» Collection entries

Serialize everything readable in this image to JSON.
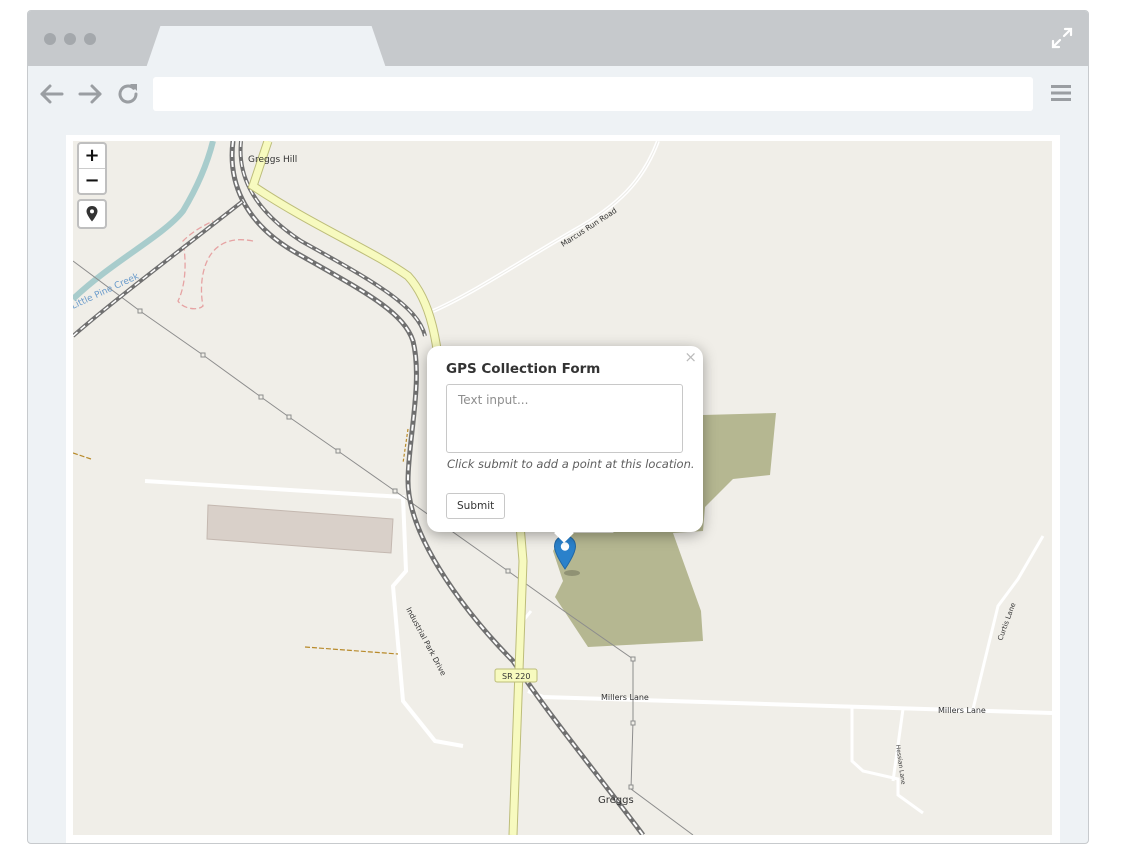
{
  "browser": {
    "address_bar": {
      "value": ""
    }
  },
  "map": {
    "labels": {
      "greggs_hill": "Greggs Hill",
      "marcus_run_road": "Marcus Run Road",
      "river": "Little Pine Creek",
      "industrial_park_drive": "Industrial Park Drive",
      "sr220": "SR 220",
      "millers_lane_1": "Millers Lane",
      "millers_lane_2": "Millers Lane",
      "curtis_lane": "Curtis Lane",
      "hessian_lane": "Hessian Lane",
      "greggs": "Greggs"
    },
    "controls": {
      "zoom_in": "+",
      "zoom_out": "−"
    },
    "popup": {
      "title": "GPS Collection Form",
      "close": "×",
      "textarea_placeholder": "Text input...",
      "help_text": "Click submit to add a point at this location.",
      "submit_label": "Submit"
    },
    "marker_color": "#2a81cb"
  }
}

» Exercise requirements
Without the pictures, repeat the listing above exactly.

» Task solution
Serialize everything readable in this image to JSON.
{
  "browser": {
    "address_bar": {
      "value": ""
    }
  },
  "map": {
    "labels": {
      "greggs_hill": "Greggs Hill",
      "marcus_run_road": "Marcus Run Road",
      "river": "Little Pine Creek",
      "industrial_park_drive": "Industrial Park Drive",
      "sr220": "SR 220",
      "millers_lane_1": "Millers Lane",
      "millers_lane_2": "Millers Lane",
      "curtis_lane": "Curtis Lane",
      "hessian_lane": "Hessian Lane",
      "greggs": "Greggs"
    },
    "controls": {
      "zoom_in": "+",
      "zoom_out": "−"
    },
    "popup": {
      "title": "GPS Collection Form",
      "close": "×",
      "textarea_placeholder": "Text input...",
      "help_text": "Click submit to add a point at this location.",
      "submit_label": "Submit"
    },
    "marker_color": "#2a81cb"
  }
}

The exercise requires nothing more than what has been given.